# Record set
----
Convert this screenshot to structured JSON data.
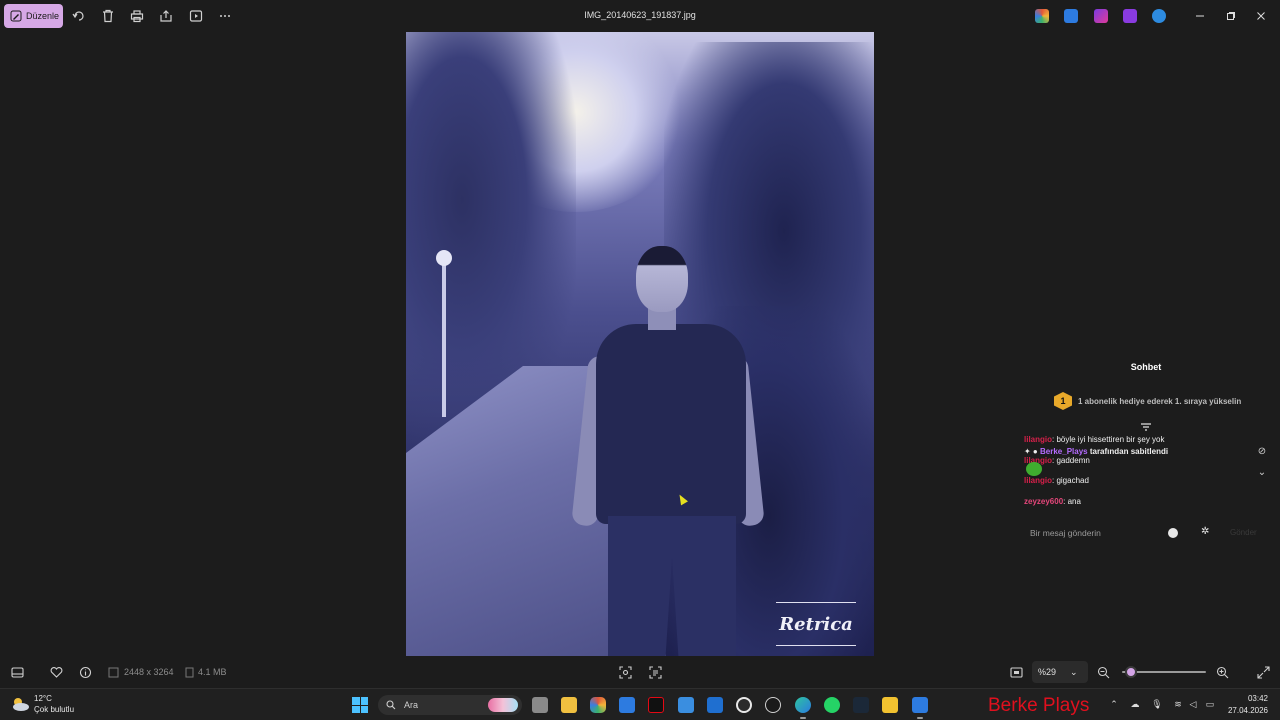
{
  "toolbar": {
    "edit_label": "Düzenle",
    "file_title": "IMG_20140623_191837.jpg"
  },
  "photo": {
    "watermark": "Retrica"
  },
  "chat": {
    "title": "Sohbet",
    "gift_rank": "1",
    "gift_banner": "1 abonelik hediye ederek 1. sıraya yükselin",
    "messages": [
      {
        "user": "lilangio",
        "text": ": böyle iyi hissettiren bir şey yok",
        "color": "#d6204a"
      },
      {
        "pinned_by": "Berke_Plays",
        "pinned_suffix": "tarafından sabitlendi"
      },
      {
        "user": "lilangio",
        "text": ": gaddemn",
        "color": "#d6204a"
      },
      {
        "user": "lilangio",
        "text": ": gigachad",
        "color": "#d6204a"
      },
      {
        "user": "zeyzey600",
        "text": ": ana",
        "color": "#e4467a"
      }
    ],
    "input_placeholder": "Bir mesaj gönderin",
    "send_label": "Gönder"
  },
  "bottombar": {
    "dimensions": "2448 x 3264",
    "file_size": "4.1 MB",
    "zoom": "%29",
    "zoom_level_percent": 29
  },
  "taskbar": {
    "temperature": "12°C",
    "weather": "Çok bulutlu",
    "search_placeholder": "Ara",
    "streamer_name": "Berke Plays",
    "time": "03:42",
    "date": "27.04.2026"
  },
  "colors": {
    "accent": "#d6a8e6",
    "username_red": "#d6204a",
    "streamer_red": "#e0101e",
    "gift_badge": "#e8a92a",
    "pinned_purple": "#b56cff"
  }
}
----
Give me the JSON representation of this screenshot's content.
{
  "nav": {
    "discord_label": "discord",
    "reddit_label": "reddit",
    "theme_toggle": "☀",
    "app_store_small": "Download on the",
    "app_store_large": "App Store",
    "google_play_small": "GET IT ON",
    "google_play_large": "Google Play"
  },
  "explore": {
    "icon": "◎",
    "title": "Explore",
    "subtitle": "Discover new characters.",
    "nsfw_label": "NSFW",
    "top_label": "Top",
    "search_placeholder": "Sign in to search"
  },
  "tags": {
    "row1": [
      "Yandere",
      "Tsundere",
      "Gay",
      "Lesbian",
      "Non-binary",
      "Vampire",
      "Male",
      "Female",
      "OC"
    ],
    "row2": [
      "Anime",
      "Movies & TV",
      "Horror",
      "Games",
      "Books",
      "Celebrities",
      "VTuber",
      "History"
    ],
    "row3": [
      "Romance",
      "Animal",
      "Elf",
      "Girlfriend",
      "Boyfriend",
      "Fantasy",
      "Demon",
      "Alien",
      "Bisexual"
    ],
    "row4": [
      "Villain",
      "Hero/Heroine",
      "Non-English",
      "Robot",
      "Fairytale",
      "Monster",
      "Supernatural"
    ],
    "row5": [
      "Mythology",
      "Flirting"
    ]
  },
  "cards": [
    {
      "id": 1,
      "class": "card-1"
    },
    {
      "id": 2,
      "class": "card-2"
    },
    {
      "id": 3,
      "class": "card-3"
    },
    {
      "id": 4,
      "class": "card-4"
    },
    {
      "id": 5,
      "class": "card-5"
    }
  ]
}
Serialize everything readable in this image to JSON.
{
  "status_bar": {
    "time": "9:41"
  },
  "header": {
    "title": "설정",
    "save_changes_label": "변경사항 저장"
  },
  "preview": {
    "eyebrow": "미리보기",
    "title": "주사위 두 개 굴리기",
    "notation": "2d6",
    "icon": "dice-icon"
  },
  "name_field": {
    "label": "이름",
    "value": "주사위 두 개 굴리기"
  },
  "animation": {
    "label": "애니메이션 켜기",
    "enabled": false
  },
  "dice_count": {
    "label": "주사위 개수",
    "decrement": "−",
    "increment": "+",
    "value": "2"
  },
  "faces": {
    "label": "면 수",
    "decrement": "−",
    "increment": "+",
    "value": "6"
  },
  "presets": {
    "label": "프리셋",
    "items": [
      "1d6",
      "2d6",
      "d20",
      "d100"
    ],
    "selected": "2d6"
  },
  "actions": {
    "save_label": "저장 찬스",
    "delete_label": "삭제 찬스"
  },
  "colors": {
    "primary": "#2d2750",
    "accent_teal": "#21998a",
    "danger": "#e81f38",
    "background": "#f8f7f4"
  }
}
----
# Exercise objective
Locate the word "JSON" in the entries, and copy every line where it is found.

# Right answer
Convert this screenshot to structured JSON data.
Give me the JSON representation of this screenshot's content.
Serialize everything readable in this image to JSON.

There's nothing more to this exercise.